** BEGIN Material **

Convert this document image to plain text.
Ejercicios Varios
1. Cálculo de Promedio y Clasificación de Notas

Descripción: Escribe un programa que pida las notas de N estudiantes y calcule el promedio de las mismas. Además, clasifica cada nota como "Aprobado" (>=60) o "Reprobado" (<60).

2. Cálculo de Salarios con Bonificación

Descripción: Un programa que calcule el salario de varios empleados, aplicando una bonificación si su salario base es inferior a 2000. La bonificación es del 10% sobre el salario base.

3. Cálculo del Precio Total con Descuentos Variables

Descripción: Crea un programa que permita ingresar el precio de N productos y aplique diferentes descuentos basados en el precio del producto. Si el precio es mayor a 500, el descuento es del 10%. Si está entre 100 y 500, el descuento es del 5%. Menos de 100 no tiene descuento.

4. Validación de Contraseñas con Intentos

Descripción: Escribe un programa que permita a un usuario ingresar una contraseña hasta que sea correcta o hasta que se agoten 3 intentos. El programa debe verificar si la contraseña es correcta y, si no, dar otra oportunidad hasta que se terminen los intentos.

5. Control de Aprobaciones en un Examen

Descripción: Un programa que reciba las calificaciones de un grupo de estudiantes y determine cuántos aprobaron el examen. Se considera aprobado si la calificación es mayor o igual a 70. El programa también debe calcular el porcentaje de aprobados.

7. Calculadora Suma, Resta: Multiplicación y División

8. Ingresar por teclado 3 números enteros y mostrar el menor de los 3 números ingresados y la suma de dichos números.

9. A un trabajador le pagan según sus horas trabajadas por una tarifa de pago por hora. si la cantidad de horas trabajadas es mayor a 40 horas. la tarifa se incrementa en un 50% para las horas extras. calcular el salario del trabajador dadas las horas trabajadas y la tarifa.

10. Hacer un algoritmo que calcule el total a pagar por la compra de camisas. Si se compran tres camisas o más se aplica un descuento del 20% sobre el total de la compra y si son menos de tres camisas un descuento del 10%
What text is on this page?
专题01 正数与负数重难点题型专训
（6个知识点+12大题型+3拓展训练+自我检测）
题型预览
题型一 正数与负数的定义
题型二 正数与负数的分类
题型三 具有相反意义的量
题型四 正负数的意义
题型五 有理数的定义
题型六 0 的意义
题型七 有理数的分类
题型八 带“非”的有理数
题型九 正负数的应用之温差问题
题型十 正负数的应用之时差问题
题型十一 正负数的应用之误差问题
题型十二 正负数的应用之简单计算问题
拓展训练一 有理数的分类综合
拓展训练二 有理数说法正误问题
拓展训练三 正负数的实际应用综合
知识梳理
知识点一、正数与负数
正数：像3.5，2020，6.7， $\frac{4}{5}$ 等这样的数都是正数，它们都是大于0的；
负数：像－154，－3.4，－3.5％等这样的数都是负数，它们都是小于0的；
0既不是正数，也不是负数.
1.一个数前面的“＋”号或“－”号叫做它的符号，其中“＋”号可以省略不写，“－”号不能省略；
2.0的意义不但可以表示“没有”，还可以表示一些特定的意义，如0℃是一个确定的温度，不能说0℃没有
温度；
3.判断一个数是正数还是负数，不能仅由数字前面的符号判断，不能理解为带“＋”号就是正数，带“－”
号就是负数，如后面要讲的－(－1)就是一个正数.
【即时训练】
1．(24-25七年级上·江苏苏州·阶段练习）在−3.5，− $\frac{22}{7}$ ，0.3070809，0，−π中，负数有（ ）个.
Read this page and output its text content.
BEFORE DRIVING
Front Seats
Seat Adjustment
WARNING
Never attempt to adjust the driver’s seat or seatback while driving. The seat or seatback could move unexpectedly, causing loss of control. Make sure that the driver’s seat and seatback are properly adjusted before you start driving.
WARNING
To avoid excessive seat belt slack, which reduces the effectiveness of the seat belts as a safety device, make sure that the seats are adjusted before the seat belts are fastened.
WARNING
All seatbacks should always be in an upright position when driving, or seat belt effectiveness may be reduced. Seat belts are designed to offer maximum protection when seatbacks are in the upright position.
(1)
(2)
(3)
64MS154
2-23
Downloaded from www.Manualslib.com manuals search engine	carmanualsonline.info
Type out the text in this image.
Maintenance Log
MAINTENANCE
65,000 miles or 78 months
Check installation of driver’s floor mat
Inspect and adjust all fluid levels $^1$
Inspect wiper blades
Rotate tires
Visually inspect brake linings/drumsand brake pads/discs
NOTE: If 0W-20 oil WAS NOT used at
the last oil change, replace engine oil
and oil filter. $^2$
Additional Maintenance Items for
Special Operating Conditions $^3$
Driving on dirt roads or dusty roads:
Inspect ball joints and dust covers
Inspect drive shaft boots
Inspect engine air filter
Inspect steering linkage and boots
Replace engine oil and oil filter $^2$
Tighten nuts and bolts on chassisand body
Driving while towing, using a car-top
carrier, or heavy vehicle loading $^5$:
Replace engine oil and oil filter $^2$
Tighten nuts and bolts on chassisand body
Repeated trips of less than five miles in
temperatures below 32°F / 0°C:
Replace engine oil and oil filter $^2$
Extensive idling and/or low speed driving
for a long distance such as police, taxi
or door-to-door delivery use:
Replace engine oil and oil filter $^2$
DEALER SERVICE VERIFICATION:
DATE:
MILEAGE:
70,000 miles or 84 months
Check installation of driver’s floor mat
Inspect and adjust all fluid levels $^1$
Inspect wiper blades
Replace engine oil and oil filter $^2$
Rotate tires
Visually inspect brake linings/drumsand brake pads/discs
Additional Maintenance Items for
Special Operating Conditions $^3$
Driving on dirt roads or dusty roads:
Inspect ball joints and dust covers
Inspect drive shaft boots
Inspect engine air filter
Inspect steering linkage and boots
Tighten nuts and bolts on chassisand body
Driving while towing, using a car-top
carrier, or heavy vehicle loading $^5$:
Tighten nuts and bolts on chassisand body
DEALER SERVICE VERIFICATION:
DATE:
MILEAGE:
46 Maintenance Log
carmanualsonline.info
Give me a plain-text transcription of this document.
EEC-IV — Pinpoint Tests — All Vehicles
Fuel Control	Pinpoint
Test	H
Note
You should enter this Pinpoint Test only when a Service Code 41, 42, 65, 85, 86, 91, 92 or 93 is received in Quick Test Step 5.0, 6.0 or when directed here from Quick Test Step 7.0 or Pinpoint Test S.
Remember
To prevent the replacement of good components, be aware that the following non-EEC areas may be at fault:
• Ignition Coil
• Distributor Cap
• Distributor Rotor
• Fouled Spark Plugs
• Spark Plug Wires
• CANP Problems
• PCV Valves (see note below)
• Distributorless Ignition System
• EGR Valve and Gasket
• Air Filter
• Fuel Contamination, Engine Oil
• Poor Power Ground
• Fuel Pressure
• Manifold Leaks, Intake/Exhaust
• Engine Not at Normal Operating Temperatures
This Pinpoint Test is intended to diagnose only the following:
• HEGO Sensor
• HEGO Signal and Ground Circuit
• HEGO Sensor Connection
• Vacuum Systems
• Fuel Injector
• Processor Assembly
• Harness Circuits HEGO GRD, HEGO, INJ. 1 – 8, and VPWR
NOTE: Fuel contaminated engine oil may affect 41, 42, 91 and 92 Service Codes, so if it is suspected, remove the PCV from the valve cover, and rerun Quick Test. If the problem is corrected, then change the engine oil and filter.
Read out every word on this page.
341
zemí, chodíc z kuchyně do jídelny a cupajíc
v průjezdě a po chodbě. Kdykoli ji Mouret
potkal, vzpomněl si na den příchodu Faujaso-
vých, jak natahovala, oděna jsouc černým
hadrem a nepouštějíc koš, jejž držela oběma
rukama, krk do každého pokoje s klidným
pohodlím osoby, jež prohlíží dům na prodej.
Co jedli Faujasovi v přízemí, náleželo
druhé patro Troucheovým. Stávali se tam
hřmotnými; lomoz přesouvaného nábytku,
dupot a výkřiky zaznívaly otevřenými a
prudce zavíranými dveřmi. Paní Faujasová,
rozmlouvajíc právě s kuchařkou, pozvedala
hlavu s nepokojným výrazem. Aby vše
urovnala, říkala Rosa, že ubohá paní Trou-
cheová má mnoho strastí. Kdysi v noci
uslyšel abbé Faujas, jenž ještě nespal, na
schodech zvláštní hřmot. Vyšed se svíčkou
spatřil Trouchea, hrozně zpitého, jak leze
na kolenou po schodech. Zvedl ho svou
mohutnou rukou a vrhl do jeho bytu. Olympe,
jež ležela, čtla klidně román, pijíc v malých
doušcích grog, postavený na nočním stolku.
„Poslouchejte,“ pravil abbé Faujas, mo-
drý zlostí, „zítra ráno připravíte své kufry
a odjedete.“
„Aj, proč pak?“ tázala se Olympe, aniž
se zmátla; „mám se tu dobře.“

** END Material **

- Aim
State how many lines hold the word "frac". The number is the whole answer.

- Full solution
2